Objective → Pull every line of the entries that has the word "this".

(Collected data)

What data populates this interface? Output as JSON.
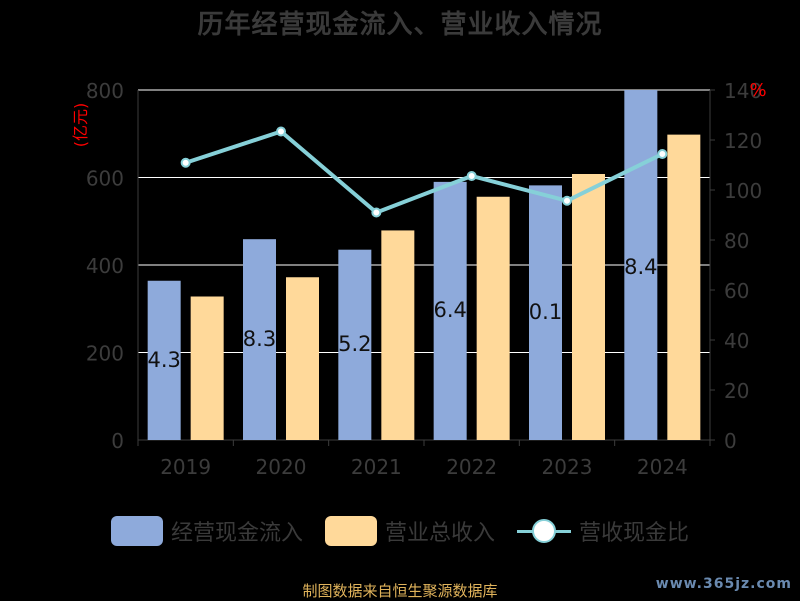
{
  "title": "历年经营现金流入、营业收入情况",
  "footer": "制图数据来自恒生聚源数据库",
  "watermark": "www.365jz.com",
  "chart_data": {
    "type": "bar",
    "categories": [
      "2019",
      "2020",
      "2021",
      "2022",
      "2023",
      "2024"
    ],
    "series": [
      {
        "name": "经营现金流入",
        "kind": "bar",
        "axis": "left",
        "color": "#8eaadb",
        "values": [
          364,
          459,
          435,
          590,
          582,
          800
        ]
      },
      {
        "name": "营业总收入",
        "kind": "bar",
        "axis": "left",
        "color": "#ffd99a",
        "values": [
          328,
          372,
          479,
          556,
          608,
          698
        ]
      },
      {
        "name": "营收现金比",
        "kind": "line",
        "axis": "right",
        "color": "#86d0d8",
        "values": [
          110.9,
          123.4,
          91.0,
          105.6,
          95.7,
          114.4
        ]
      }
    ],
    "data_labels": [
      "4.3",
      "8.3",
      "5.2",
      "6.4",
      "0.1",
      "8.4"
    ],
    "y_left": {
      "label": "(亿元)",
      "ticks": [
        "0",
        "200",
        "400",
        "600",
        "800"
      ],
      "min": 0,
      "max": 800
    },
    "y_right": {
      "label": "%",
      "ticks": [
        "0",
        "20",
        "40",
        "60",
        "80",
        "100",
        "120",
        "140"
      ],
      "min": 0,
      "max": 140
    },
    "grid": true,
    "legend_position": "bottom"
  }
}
* * *
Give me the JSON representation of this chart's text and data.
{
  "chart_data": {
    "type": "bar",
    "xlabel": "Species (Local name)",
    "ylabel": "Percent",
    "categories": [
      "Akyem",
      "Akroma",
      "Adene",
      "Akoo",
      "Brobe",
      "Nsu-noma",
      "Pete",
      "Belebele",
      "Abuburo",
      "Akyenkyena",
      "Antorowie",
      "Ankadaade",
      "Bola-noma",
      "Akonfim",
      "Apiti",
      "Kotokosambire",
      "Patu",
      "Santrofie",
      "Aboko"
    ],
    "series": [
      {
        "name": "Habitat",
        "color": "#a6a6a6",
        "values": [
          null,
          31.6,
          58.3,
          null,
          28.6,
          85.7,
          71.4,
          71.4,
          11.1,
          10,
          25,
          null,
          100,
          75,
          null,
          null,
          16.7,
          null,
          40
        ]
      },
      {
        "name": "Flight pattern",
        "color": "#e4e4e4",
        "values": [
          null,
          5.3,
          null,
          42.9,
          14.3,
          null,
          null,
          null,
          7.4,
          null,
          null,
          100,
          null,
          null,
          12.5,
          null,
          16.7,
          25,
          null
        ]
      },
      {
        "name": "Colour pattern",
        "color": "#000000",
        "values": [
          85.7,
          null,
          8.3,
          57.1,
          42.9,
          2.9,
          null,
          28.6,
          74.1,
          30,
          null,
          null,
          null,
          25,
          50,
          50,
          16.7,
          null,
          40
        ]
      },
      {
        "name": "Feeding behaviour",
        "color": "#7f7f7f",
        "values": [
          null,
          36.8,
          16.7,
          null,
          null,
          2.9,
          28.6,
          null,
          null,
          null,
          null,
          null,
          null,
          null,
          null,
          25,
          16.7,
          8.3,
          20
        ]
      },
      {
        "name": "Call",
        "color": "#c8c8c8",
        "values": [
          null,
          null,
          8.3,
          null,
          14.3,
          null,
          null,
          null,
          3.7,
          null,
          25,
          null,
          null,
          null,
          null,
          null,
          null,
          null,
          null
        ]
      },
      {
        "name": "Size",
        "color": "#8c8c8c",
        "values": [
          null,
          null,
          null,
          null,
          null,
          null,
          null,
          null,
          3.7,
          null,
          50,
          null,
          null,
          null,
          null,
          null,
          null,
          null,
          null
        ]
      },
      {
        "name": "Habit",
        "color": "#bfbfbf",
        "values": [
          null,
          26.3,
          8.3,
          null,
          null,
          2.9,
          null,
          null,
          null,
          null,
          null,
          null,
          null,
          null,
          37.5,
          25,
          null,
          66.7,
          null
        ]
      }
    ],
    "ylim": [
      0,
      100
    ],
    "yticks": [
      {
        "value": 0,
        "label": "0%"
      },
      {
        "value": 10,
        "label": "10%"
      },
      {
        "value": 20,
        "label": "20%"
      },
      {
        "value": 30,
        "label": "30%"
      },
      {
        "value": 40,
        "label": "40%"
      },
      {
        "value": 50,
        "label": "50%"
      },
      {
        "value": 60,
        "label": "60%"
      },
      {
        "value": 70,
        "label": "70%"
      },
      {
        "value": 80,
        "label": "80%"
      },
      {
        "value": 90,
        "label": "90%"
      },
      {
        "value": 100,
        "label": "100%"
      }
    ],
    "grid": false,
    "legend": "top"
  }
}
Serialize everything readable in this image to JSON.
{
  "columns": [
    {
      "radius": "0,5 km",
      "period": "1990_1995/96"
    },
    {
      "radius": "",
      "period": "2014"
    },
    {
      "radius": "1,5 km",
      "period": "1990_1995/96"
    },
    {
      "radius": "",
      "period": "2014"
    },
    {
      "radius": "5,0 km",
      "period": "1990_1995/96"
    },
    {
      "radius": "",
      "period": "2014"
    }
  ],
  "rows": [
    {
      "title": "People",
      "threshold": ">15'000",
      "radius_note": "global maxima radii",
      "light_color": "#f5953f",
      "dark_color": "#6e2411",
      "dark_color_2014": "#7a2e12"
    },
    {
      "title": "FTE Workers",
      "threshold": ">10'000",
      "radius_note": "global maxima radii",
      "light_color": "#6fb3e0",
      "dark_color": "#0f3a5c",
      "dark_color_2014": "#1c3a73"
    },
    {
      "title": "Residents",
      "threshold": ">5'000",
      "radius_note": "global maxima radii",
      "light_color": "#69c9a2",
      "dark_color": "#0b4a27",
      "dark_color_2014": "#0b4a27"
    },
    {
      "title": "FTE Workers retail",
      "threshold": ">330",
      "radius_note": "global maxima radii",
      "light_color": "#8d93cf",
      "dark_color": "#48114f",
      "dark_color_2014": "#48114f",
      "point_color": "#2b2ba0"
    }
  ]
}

Task output →
What data populates this interface? Output as JSON.
Give me the JSON representation of this chart's text and data.
Serialize everything readable in this image to JSON.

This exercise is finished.